INSTRUCTIONS FOR THE TASK:
Every line that includes the word "Ὀθωμανικοῦ" is to be listed.

[START OF DATA LISTING]

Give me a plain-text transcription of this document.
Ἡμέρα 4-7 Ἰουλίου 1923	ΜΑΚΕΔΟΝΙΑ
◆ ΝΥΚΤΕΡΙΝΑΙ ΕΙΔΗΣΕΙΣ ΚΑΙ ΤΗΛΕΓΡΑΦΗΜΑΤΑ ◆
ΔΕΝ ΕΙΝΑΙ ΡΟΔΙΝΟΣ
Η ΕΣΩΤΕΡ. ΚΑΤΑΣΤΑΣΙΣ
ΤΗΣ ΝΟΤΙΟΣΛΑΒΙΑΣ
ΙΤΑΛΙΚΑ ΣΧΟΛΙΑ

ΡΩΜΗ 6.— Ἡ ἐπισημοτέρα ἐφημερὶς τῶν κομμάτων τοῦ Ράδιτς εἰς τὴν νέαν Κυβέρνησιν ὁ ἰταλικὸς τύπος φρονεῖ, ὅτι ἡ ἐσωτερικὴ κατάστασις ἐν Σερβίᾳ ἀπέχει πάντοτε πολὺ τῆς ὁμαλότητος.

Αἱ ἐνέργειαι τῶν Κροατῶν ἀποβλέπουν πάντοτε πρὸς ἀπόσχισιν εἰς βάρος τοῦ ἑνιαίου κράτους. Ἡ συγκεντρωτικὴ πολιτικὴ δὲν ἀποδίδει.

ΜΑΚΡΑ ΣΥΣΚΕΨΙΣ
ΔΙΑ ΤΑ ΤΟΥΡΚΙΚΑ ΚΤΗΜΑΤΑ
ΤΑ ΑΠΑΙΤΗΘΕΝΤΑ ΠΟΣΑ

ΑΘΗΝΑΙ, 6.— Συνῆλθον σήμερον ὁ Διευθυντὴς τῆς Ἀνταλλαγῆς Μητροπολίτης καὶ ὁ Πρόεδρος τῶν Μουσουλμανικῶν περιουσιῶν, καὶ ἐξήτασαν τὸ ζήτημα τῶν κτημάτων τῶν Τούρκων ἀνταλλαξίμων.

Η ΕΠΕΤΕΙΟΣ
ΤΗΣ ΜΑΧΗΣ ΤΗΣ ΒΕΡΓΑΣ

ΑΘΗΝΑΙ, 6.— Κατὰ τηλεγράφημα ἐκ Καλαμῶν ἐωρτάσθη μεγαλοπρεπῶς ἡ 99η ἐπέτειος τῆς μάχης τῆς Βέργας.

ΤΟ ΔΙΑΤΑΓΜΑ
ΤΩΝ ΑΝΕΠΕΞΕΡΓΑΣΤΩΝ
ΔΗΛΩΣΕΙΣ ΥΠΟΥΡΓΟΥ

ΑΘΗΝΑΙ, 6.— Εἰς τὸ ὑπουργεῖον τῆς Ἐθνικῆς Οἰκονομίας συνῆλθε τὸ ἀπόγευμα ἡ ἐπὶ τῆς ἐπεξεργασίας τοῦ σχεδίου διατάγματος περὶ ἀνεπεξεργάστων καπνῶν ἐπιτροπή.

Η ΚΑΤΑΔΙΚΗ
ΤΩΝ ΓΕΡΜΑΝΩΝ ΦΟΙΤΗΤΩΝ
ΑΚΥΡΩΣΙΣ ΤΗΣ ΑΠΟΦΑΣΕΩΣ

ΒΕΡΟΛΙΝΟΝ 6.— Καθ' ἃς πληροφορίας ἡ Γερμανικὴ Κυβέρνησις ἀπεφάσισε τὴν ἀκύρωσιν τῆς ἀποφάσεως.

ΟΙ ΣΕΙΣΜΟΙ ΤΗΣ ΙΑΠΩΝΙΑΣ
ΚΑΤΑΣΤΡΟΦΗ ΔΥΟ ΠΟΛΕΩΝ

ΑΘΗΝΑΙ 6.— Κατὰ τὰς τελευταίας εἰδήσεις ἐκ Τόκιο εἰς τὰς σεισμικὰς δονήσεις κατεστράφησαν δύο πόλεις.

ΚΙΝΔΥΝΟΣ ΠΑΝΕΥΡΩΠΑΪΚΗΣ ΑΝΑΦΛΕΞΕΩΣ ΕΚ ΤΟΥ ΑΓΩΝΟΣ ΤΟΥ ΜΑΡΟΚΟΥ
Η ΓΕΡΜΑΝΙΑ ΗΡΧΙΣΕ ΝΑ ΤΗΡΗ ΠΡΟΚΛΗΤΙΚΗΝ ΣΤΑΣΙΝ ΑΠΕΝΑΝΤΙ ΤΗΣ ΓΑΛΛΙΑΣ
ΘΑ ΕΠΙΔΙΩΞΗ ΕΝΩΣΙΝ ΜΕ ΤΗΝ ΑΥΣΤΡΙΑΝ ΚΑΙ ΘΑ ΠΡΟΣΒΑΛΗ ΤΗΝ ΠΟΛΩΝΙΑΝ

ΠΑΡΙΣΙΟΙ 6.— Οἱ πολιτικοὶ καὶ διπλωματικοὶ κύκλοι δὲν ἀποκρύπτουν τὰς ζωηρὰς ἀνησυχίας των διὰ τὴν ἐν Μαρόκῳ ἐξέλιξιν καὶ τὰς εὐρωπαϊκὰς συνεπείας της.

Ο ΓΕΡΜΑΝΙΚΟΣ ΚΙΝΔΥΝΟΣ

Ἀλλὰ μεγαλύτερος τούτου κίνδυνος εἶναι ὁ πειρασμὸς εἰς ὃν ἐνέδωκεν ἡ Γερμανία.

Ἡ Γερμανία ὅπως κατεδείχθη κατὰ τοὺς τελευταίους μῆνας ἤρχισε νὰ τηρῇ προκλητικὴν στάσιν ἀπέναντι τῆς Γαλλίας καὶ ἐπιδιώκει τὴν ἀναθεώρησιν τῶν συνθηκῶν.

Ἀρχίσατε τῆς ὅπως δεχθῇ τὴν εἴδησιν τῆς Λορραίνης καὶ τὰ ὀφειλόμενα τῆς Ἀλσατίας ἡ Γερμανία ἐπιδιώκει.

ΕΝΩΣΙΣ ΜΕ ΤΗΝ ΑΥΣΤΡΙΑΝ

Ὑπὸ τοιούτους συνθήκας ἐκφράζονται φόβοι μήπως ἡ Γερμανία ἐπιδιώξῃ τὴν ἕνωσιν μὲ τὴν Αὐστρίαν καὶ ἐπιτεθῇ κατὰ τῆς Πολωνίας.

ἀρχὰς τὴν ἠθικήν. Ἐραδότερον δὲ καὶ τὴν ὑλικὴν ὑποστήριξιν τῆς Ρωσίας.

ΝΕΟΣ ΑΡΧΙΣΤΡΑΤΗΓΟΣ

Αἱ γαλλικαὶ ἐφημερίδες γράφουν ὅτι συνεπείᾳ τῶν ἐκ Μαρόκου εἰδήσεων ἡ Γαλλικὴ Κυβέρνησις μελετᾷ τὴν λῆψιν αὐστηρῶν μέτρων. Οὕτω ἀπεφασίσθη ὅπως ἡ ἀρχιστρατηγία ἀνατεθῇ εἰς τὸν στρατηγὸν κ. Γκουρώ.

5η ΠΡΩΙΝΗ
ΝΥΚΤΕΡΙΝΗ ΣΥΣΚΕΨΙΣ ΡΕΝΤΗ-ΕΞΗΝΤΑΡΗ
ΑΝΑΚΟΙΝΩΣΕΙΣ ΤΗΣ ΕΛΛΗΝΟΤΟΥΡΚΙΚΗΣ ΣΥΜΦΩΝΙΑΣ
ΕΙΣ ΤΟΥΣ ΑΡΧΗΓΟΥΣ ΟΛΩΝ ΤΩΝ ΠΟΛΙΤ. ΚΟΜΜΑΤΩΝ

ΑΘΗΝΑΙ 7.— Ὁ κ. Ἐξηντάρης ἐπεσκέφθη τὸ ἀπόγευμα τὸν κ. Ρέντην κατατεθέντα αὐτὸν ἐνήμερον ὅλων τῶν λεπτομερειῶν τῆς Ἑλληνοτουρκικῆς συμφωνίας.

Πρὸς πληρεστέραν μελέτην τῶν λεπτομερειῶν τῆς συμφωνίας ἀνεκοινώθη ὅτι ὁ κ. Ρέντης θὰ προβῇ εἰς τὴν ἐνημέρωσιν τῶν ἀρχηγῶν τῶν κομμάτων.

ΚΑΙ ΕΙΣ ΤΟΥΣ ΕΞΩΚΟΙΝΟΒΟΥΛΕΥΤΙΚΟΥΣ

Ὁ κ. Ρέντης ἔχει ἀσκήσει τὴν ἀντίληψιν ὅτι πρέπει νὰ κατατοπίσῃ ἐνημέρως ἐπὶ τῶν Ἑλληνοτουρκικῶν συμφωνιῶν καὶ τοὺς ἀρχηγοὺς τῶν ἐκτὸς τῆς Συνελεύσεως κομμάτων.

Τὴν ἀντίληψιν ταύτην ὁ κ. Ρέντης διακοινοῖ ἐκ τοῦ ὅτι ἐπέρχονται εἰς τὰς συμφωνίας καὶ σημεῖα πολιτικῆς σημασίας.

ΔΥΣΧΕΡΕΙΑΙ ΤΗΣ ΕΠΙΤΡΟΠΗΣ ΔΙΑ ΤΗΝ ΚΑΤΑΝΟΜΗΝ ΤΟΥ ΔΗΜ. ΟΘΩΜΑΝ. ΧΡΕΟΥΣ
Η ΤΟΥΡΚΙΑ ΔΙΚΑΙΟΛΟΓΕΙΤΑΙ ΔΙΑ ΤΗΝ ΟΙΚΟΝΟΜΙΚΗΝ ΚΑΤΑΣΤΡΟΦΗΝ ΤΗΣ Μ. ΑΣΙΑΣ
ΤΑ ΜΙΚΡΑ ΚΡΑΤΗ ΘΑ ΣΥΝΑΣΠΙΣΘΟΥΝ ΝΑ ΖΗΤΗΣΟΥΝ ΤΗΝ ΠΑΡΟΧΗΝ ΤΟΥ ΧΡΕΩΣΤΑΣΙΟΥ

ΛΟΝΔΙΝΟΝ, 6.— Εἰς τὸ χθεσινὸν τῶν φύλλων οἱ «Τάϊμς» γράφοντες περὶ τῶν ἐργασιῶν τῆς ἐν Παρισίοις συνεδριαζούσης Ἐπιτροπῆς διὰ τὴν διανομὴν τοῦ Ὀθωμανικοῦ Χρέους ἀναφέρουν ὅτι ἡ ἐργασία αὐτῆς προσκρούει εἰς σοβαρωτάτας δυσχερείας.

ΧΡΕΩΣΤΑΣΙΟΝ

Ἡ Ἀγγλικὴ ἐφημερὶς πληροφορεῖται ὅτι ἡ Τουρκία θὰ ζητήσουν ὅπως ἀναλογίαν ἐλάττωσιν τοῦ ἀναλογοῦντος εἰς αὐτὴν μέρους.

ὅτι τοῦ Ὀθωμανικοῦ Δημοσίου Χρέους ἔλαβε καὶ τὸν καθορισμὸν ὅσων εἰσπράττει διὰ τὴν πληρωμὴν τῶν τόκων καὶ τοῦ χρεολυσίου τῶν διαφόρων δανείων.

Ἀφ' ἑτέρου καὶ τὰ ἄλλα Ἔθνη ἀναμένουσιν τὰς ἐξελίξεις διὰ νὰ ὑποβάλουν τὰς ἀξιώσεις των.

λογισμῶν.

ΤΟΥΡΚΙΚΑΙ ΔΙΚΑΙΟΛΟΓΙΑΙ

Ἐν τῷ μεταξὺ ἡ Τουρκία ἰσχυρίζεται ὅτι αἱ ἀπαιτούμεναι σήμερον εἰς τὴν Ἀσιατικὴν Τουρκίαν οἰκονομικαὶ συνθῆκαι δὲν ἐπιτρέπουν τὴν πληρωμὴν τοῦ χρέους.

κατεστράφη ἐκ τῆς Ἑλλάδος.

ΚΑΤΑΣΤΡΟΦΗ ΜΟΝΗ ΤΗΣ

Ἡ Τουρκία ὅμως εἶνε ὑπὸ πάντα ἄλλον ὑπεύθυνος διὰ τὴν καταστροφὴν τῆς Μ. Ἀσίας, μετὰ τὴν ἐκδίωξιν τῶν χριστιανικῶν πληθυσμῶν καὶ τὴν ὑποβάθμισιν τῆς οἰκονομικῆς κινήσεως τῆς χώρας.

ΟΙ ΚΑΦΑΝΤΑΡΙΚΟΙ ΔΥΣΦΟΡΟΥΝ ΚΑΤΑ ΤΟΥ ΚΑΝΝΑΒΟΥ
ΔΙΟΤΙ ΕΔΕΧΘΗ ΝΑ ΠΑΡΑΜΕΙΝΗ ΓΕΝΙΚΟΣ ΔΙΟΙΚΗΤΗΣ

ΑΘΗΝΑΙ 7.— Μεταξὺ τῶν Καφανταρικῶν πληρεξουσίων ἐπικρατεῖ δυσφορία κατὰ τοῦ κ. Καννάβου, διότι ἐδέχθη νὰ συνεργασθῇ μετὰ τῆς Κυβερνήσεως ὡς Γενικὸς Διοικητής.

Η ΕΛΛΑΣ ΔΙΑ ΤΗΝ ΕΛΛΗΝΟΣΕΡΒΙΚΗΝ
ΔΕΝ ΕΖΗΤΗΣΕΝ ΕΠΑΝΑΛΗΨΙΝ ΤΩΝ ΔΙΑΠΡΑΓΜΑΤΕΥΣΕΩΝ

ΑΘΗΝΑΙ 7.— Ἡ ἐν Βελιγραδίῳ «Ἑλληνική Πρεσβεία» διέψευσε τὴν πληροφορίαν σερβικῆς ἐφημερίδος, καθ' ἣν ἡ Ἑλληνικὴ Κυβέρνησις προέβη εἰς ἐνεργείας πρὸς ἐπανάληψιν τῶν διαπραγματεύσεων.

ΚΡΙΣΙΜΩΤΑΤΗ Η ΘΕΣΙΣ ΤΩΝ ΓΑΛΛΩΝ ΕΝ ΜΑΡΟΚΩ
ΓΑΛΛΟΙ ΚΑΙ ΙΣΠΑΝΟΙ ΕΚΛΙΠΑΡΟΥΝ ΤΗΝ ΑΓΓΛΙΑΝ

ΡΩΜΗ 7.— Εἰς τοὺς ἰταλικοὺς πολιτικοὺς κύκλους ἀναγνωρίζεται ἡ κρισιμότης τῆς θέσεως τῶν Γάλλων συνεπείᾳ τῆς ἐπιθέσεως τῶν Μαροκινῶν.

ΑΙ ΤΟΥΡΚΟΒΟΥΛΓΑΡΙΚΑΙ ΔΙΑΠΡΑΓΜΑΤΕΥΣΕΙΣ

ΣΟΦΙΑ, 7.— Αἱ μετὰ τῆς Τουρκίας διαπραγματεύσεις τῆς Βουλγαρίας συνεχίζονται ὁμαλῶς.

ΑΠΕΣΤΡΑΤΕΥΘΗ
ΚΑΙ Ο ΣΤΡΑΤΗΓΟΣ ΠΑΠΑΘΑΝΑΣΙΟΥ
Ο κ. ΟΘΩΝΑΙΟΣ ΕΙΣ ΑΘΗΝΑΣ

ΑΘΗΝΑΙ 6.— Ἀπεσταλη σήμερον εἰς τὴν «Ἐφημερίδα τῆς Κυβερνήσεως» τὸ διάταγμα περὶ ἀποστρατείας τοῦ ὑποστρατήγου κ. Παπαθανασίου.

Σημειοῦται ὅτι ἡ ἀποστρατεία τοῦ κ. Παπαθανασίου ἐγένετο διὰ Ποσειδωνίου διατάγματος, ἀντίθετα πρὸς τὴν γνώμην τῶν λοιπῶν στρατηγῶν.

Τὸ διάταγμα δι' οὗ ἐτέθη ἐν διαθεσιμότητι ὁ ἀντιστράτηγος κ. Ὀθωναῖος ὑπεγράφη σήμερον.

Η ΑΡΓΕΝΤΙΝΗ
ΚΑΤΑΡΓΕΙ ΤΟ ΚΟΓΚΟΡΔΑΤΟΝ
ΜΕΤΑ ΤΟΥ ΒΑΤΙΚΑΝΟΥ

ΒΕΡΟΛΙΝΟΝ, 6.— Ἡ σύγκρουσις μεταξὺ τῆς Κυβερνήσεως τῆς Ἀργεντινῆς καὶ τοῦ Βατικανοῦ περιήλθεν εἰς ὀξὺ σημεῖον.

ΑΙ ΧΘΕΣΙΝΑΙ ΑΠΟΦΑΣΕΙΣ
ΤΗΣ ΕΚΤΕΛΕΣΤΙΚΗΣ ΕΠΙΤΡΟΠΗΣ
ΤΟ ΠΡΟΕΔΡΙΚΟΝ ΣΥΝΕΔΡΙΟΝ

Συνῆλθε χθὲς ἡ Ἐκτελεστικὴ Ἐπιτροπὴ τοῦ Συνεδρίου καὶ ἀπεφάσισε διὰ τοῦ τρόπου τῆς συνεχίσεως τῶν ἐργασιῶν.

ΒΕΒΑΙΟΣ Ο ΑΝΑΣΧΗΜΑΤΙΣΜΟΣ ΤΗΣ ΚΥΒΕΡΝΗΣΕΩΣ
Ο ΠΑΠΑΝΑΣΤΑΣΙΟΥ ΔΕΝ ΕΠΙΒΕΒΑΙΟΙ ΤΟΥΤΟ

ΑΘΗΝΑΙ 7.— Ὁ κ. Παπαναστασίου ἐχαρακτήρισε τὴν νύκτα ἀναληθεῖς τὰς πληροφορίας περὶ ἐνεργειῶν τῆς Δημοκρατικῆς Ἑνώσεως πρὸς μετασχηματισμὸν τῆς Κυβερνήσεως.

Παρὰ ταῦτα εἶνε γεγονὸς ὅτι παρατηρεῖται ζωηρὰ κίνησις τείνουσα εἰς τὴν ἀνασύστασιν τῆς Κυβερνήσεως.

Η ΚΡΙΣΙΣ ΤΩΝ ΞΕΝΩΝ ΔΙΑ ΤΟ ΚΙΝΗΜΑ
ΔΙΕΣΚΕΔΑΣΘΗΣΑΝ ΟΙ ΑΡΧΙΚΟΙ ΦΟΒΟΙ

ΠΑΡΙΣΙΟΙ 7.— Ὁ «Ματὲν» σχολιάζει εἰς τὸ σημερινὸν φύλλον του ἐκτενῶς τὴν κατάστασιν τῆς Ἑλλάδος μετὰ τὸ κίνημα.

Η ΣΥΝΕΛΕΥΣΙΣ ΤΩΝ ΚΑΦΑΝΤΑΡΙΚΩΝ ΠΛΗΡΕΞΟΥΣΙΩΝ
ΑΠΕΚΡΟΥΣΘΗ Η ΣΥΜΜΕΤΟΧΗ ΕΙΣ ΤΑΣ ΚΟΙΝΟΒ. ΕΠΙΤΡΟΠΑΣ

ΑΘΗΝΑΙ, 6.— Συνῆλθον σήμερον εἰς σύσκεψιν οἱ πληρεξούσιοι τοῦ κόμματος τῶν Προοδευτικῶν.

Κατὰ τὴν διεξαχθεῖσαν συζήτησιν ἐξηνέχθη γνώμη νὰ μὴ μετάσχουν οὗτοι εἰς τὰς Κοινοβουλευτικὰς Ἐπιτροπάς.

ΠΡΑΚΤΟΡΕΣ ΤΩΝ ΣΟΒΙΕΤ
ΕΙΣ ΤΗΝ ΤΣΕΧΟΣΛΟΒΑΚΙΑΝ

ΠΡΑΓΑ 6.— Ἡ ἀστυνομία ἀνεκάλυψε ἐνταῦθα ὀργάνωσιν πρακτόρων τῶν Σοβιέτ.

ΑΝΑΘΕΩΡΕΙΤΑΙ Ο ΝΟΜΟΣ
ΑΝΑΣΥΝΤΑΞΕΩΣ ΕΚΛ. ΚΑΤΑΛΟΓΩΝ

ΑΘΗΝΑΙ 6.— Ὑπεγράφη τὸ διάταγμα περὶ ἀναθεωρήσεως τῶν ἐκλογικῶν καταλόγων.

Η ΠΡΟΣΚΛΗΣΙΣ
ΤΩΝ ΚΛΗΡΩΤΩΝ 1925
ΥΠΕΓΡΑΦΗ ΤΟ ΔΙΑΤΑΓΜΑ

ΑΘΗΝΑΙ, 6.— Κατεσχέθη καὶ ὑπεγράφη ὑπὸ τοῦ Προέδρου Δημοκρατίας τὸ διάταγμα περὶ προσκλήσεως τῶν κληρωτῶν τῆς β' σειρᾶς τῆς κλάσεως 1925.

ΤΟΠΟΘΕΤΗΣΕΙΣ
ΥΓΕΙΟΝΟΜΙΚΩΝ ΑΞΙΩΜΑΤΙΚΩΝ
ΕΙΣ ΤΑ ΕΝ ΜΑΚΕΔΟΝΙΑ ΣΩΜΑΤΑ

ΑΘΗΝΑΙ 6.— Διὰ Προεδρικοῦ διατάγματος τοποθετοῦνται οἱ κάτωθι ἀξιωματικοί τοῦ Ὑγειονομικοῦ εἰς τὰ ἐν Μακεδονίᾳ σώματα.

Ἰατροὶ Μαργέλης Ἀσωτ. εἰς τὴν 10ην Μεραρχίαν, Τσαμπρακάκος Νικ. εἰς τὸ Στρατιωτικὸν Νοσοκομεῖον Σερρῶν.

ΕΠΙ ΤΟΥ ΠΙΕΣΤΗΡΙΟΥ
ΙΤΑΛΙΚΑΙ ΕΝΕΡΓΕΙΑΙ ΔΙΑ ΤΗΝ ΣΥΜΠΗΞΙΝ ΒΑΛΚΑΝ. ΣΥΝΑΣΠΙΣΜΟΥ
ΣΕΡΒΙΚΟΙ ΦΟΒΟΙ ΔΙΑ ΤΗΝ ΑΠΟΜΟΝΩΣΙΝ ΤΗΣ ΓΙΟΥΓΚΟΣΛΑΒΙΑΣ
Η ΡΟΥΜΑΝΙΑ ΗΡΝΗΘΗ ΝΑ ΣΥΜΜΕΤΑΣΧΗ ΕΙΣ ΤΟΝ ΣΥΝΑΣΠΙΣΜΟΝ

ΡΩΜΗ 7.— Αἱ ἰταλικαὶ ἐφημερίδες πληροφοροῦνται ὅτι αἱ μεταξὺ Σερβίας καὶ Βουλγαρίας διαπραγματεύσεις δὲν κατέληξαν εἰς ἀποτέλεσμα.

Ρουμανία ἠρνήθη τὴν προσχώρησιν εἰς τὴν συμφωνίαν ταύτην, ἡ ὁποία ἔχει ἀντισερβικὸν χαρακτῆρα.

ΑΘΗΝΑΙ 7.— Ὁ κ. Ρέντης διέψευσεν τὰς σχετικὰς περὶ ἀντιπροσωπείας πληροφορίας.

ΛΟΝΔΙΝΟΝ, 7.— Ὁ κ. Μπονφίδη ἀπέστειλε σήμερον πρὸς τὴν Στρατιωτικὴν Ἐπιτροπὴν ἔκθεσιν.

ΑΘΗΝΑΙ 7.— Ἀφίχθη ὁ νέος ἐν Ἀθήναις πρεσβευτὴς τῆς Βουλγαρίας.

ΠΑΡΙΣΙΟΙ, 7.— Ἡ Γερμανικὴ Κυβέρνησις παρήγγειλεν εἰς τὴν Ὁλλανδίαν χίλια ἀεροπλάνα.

[END OF DATA LISTING]

COMPLETE RESPONSE:
ΛΟΝΔΙΝΟΝ, 6.— Εἰς τὸ χθεσινὸν τῶν φύλλων οἱ «Τάϊμς» γράφοντες περὶ τῶν ἐργασιῶν τῆς ἐν Παρισίοις συνεδριαζούσης Ἐπιτροπῆς διὰ τὴν διανομὴν τοῦ Ὀθωμανικοῦ Χρέους ἀναφέρουν ὅτι ἡ ἐργασία αὐτῆς προσκρούει εἰς σοβαρωτάτας δυσχερείας.
ὅτι τοῦ Ὀθωμανικοῦ Δημοσίου Χρέους ἔλαβε καὶ τὸν καθορισμὸν ὅσων εἰσπράττει διὰ τὴν πληρωμὴν τῶν τόκων καὶ τοῦ χρεολυσίου τῶν διαφόρων δανείων.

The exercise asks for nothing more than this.